• [Problem description] Copy out every line of the records where the string "hint" occurs.

• [Provided records]
********
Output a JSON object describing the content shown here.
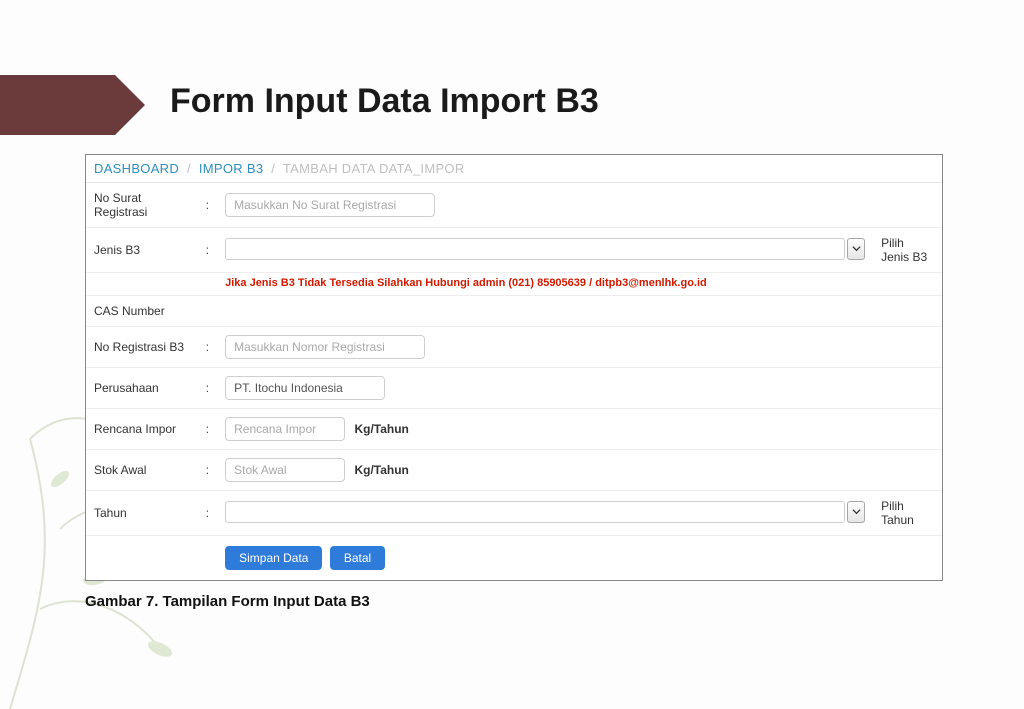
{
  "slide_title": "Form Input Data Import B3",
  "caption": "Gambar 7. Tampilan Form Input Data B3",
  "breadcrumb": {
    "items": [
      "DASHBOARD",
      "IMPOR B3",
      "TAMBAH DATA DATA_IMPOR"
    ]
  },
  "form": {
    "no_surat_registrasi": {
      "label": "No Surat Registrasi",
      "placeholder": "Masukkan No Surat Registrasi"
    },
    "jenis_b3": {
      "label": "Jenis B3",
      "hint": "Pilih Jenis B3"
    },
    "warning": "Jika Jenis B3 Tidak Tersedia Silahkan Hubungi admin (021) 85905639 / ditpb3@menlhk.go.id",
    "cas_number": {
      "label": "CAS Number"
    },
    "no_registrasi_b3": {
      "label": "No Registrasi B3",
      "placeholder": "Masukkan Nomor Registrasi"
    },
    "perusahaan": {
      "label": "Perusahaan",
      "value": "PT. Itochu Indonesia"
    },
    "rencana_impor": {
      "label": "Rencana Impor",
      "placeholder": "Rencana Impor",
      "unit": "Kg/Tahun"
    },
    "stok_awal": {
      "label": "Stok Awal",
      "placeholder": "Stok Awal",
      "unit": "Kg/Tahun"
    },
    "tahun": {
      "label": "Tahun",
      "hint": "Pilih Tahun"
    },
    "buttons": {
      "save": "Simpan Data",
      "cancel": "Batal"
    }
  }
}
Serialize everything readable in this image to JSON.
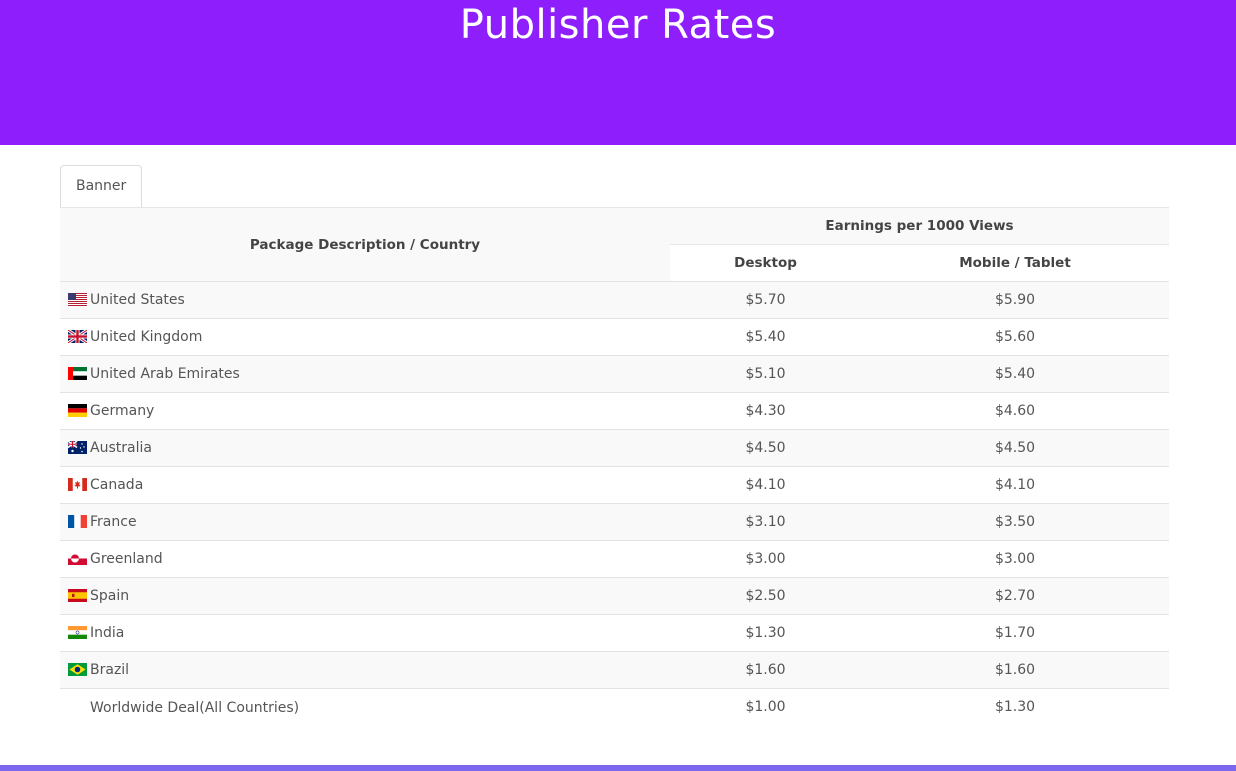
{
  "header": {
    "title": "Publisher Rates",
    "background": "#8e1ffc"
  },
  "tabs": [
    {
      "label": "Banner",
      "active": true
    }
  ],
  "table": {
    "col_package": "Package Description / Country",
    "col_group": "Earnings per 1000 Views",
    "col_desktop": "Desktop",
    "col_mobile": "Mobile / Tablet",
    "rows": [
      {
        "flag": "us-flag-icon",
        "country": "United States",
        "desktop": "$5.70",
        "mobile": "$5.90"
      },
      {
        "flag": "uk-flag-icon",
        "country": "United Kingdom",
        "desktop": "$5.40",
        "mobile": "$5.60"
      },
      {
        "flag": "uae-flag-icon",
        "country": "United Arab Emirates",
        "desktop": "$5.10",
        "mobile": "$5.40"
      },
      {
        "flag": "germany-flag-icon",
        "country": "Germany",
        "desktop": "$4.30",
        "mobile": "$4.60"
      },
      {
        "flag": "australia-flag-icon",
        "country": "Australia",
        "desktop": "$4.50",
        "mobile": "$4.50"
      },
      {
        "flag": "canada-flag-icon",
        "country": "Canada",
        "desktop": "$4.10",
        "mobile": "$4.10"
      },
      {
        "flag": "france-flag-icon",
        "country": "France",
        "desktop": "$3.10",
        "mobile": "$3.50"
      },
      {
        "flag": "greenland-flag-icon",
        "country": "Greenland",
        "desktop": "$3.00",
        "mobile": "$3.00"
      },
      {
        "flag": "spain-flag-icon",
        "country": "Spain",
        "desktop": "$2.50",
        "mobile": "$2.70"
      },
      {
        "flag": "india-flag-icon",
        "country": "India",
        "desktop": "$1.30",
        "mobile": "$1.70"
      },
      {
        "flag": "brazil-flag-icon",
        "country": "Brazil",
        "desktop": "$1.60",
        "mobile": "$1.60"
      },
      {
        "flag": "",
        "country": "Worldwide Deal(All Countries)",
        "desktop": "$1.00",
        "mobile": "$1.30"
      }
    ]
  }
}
********
• [Answer to this task]
      "hint": "Pilih Jenis B3"
      "hint": "Pilih Tahun"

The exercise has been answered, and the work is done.